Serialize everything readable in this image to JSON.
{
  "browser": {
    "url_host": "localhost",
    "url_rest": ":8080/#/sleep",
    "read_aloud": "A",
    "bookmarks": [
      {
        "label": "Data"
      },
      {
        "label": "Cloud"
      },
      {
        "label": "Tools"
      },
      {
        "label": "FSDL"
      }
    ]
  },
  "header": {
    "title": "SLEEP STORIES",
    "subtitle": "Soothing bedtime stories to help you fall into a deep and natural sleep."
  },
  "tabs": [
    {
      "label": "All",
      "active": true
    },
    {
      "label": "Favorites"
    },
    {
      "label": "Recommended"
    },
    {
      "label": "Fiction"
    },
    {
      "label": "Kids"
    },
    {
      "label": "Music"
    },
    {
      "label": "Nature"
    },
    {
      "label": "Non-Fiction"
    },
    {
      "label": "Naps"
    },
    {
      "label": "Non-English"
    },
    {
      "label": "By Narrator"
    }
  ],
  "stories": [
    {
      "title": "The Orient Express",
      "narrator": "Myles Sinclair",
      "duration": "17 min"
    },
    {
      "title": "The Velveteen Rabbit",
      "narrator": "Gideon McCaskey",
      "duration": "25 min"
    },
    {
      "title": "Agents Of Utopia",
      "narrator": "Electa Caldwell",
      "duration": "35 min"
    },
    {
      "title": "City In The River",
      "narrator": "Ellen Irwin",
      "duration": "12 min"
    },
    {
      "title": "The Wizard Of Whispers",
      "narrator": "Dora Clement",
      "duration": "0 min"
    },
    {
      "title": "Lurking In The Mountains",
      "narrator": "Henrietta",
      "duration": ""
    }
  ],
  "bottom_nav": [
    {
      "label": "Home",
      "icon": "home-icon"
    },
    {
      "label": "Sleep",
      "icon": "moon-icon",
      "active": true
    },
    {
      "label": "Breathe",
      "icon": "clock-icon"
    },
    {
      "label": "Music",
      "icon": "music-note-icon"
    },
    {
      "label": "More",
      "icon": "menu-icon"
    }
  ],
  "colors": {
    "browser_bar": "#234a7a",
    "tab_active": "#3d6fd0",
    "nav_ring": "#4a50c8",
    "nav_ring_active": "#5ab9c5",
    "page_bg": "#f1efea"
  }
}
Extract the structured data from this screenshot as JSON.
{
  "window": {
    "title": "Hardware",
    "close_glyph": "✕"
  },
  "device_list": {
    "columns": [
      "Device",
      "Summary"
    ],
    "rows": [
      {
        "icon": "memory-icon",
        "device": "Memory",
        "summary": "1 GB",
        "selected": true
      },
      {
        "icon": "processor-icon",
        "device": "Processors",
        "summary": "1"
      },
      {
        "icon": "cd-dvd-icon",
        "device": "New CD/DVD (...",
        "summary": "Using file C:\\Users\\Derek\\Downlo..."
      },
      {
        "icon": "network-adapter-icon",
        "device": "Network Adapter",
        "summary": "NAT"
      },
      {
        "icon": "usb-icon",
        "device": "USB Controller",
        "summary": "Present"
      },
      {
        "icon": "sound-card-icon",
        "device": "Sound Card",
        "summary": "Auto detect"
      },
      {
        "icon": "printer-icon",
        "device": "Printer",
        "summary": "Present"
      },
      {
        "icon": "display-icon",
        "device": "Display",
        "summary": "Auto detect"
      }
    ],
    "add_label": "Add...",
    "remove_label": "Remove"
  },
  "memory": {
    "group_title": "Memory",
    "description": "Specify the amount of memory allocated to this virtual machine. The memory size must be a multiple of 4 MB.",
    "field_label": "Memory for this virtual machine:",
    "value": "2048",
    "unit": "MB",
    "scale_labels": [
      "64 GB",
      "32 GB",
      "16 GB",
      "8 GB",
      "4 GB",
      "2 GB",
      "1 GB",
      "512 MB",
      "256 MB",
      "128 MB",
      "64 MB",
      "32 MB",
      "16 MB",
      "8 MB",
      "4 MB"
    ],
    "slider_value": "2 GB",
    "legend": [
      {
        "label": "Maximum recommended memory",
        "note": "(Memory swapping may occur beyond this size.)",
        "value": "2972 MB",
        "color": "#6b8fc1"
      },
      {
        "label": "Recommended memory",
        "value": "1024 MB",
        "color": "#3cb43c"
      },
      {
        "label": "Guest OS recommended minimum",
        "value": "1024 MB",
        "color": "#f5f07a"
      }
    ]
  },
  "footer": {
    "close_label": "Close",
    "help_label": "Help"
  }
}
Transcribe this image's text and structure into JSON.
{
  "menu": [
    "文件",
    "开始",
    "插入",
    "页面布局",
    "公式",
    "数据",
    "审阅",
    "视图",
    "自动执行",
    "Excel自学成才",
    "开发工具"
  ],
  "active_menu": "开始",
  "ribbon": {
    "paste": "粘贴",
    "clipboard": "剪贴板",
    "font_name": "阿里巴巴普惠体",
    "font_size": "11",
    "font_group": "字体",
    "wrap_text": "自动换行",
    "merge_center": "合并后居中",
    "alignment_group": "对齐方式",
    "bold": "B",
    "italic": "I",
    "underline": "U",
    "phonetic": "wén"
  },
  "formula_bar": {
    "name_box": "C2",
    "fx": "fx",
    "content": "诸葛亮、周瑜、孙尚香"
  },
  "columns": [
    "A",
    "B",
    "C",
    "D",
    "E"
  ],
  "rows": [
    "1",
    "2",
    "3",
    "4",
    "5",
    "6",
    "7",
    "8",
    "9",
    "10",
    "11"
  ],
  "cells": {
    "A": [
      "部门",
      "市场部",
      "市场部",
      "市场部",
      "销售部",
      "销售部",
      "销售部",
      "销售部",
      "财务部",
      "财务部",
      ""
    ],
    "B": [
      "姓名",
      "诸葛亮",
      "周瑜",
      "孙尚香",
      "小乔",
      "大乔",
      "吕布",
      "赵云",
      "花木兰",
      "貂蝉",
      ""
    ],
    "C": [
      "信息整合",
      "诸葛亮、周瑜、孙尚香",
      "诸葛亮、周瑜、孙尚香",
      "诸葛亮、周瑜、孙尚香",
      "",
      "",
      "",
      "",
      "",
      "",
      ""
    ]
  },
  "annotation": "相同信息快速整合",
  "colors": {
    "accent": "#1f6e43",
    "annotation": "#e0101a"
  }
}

---

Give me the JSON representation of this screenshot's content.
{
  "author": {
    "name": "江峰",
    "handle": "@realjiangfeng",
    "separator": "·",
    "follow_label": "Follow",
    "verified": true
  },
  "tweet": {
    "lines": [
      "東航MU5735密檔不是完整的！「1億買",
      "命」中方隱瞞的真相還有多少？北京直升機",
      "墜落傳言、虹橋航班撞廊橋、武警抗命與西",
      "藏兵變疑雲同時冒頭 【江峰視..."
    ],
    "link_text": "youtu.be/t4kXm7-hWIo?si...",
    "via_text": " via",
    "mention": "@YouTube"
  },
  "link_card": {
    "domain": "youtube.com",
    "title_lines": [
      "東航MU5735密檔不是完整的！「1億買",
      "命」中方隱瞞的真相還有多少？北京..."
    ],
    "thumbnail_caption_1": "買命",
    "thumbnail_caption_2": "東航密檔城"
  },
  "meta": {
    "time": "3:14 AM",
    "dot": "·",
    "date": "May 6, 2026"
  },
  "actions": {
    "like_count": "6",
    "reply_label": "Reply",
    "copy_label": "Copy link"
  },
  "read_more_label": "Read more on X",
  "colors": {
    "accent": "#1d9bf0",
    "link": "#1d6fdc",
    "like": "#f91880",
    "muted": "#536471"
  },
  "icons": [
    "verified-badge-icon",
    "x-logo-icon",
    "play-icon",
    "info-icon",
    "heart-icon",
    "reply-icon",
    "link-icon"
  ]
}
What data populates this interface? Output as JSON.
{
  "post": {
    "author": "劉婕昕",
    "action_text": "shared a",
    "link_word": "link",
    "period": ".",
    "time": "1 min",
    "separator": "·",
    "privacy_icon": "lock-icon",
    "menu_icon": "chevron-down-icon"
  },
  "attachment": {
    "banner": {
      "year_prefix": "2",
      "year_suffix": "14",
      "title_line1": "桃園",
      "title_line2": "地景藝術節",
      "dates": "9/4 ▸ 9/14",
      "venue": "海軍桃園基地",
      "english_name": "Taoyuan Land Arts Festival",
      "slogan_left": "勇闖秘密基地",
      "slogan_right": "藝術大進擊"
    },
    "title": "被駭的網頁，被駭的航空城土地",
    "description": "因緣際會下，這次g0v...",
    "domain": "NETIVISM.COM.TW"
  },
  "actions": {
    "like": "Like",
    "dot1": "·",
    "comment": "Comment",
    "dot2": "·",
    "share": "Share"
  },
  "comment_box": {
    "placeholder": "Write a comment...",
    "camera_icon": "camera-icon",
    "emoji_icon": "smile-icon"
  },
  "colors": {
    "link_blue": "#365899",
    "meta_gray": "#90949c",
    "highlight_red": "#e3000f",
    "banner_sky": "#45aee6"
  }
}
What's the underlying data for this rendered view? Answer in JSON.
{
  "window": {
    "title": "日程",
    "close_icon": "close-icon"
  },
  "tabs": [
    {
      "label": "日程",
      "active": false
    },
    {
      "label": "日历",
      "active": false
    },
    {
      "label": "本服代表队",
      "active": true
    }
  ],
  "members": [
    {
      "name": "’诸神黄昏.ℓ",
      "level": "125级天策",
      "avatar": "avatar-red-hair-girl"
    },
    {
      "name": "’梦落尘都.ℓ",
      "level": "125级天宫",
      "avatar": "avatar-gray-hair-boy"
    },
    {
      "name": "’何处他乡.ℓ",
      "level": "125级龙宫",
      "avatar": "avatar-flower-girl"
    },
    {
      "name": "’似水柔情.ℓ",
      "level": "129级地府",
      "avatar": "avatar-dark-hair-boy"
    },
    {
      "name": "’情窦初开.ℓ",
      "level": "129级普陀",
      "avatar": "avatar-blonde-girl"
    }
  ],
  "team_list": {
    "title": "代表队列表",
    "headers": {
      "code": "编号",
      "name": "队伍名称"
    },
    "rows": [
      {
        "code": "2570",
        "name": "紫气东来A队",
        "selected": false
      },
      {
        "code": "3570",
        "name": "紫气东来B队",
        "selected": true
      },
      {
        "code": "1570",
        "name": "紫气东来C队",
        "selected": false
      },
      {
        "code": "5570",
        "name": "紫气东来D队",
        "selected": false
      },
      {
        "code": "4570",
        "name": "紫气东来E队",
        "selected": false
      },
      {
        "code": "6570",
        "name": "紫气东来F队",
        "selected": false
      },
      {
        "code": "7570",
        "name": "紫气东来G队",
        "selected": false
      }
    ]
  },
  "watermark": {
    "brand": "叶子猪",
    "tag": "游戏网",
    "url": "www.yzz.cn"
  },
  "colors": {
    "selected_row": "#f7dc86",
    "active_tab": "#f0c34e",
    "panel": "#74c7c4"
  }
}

---

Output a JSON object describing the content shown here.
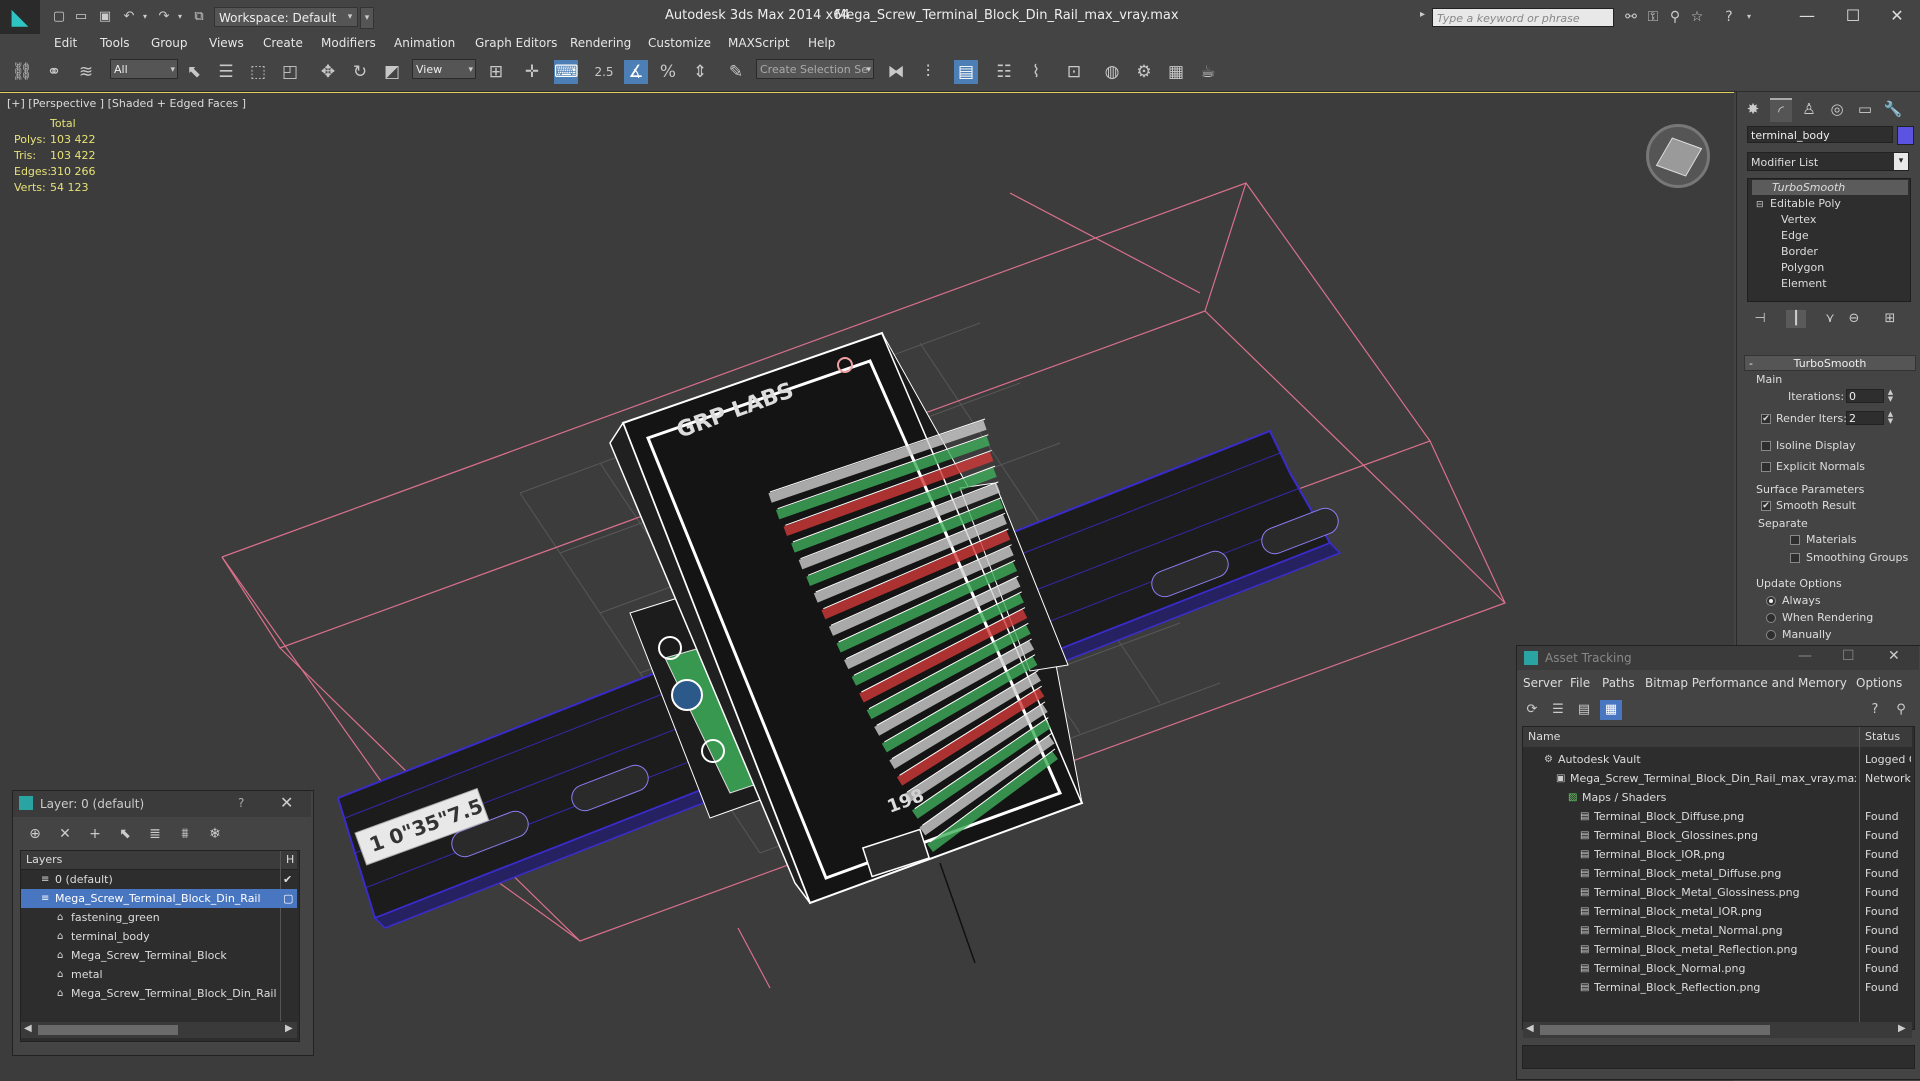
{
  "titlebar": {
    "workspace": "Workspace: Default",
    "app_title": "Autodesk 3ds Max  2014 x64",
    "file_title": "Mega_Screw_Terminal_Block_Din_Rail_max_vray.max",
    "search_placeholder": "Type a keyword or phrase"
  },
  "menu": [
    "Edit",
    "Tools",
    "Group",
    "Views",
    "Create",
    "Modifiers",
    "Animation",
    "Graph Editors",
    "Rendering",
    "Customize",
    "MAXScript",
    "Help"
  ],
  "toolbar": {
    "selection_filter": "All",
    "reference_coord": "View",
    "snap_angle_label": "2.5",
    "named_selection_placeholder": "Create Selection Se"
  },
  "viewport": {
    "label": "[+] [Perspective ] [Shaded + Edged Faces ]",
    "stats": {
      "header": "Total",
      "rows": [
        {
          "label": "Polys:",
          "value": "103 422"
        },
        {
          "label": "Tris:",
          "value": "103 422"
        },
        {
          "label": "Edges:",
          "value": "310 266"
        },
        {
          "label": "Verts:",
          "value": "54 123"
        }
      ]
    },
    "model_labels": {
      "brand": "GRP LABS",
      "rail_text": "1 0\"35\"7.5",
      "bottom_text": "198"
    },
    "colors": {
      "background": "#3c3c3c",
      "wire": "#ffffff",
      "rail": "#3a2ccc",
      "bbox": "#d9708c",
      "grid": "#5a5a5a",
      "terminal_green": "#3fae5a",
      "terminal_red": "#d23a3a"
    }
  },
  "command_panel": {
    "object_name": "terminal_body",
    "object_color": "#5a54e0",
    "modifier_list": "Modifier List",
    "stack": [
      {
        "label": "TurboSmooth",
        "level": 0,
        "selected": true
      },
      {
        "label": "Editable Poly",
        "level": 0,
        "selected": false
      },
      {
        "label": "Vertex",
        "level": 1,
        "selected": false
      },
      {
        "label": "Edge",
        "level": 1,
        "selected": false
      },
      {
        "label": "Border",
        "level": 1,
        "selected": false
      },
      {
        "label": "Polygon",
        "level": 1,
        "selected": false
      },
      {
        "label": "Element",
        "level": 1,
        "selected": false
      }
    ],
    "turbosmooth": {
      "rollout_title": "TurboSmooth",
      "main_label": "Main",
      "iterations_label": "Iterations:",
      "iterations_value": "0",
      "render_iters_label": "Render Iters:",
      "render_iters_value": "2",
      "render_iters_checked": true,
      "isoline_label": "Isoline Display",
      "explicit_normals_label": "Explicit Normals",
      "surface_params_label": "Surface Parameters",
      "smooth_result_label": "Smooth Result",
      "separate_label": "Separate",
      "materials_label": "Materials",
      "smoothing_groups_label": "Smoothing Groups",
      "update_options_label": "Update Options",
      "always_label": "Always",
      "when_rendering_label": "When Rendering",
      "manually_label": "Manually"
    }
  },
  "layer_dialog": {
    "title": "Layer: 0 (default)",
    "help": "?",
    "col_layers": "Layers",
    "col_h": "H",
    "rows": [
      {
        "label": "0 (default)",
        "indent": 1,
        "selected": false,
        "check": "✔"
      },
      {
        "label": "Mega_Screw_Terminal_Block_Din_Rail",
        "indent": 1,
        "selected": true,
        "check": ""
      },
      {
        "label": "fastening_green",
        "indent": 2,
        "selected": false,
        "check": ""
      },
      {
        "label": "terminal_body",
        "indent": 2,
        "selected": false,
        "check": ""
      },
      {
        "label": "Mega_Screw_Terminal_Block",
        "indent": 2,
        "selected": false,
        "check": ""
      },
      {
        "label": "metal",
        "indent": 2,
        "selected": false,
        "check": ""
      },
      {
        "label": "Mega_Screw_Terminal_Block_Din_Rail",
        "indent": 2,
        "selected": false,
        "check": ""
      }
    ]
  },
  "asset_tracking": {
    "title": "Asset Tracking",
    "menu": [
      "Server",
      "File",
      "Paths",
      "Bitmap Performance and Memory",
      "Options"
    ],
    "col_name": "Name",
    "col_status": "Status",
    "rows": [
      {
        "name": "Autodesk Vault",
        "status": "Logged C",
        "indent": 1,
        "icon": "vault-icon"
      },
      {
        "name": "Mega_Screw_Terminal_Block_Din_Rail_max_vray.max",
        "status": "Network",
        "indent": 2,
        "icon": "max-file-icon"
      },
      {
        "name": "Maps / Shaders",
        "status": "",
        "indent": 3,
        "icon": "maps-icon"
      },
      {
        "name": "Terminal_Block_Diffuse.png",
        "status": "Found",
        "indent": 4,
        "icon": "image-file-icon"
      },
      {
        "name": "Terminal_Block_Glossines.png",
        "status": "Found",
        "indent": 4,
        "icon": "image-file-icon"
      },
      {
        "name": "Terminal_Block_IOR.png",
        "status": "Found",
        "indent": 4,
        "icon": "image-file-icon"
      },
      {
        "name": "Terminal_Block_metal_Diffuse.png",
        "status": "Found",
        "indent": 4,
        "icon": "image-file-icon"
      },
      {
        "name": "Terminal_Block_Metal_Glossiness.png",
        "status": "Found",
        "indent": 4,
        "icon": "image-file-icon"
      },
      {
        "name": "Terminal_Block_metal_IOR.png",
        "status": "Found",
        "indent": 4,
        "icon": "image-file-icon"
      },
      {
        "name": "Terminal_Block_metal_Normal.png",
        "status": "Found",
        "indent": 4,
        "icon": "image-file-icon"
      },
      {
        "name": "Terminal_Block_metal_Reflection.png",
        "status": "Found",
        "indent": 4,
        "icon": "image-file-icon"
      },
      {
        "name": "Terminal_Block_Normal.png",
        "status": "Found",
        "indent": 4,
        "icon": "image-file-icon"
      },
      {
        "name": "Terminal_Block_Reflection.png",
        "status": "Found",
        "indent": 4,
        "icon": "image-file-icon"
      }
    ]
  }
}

[Directive] Tell how many lines of the data above hold the string "machine". Give only the number.

[Output for this exercise] 2